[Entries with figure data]

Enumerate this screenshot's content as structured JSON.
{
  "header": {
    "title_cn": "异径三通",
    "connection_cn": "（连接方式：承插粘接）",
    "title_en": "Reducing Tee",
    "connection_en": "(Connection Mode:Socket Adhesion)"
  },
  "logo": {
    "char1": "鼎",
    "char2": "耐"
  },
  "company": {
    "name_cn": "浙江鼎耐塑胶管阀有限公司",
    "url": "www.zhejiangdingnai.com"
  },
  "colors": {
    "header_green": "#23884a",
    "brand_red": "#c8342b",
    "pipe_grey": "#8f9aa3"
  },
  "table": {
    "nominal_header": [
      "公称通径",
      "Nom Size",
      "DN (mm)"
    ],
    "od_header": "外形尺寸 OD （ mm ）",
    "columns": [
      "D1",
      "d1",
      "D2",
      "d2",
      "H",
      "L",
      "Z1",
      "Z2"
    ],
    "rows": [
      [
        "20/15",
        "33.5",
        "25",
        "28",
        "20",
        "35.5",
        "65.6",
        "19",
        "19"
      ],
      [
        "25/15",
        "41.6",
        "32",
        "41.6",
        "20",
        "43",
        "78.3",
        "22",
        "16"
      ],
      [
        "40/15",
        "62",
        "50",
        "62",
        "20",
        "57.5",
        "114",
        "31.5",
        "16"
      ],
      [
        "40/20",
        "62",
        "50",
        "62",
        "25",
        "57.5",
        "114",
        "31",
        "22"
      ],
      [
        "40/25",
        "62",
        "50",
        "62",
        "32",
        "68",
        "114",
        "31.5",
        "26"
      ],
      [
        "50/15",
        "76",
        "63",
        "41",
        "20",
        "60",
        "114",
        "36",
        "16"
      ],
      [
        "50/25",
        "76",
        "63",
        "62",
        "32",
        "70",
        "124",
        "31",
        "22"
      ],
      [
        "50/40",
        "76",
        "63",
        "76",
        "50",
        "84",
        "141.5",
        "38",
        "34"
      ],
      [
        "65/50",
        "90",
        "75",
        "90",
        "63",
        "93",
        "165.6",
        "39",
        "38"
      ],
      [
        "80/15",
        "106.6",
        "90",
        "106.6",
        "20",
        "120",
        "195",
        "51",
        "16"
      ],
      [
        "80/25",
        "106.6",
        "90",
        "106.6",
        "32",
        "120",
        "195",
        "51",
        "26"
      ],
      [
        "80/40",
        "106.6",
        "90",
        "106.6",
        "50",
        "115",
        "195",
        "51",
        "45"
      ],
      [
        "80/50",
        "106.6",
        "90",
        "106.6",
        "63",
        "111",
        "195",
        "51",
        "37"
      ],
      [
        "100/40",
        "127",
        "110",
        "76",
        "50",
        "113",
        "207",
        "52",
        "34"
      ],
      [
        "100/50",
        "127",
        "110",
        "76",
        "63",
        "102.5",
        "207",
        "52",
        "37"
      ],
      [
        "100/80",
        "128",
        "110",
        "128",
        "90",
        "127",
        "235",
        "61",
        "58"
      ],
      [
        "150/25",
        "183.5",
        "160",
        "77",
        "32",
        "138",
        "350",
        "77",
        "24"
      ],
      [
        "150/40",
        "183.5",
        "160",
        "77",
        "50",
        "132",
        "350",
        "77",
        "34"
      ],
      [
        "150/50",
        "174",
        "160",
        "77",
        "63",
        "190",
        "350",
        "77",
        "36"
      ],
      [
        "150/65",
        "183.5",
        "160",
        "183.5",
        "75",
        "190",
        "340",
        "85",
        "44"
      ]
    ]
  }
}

◆ Exercise details
Above are the records; retype them all without a single difference.

◆ Response
Enumerate this screenshot's content as structured JSON.
{
  "header": {
    "title_cn": "异径三通",
    "connection_cn": "（连接方式：承插粘接）",
    "title_en": "Reducing Tee",
    "connection_en": "(Connection Mode:Socket Adhesion)"
  },
  "logo": {
    "char1": "鼎",
    "char2": "耐"
  },
  "company": {
    "name_cn": "浙江鼎耐塑胶管阀有限公司",
    "url": "www.zhejiangdingnai.com"
  },
  "colors": {
    "header_green": "#23884a",
    "brand_red": "#c8342b",
    "pipe_grey": "#8f9aa3"
  },
  "table": {
    "nominal_header": [
      "公称通径",
      "Nom Size",
      "DN (mm)"
    ],
    "od_header": "外形尺寸 OD （ mm ）",
    "columns": [
      "D1",
      "d1",
      "D2",
      "d2",
      "H",
      "L",
      "Z1",
      "Z2"
    ],
    "rows": [
      [
        "20/15",
        "33.5",
        "25",
        "28",
        "20",
        "35.5",
        "65.6",
        "19",
        "19"
      ],
      [
        "25/15",
        "41.6",
        "32",
        "41.6",
        "20",
        "43",
        "78.3",
        "22",
        "16"
      ],
      [
        "40/15",
        "62",
        "50",
        "62",
        "20",
        "57.5",
        "114",
        "31.5",
        "16"
      ],
      [
        "40/20",
        "62",
        "50",
        "62",
        "25",
        "57.5",
        "114",
        "31",
        "22"
      ],
      [
        "40/25",
        "62",
        "50",
        "62",
        "32",
        "68",
        "114",
        "31.5",
        "26"
      ],
      [
        "50/15",
        "76",
        "63",
        "41",
        "20",
        "60",
        "114",
        "36",
        "16"
      ],
      [
        "50/25",
        "76",
        "63",
        "62",
        "32",
        "70",
        "124",
        "31",
        "22"
      ],
      [
        "50/40",
        "76",
        "63",
        "76",
        "50",
        "84",
        "141.5",
        "38",
        "34"
      ],
      [
        "65/50",
        "90",
        "75",
        "90",
        "63",
        "93",
        "165.6",
        "39",
        "38"
      ],
      [
        "80/15",
        "106.6",
        "90",
        "106.6",
        "20",
        "120",
        "195",
        "51",
        "16"
      ],
      [
        "80/25",
        "106.6",
        "90",
        "106.6",
        "32",
        "120",
        "195",
        "51",
        "26"
      ],
      [
        "80/40",
        "106.6",
        "90",
        "106.6",
        "50",
        "115",
        "195",
        "51",
        "45"
      ],
      [
        "80/50",
        "106.6",
        "90",
        "106.6",
        "63",
        "111",
        "195",
        "51",
        "37"
      ],
      [
        "100/40",
        "127",
        "110",
        "76",
        "50",
        "113",
        "207",
        "52",
        "34"
      ],
      [
        "100/50",
        "127",
        "110",
        "76",
        "63",
        "102.5",
        "207",
        "52",
        "37"
      ],
      [
        "100/80",
        "128",
        "110",
        "128",
        "90",
        "127",
        "235",
        "61",
        "58"
      ],
      [
        "150/25",
        "183.5",
        "160",
        "77",
        "32",
        "138",
        "350",
        "77",
        "24"
      ],
      [
        "150/40",
        "183.5",
        "160",
        "77",
        "50",
        "132",
        "350",
        "77",
        "34"
      ],
      [
        "150/50",
        "174",
        "160",
        "77",
        "63",
        "190",
        "350",
        "77",
        "36"
      ],
      [
        "150/65",
        "183.5",
        "160",
        "183.5",
        "75",
        "190",
        "340",
        "85",
        "44"
      ]
    ]
  }
}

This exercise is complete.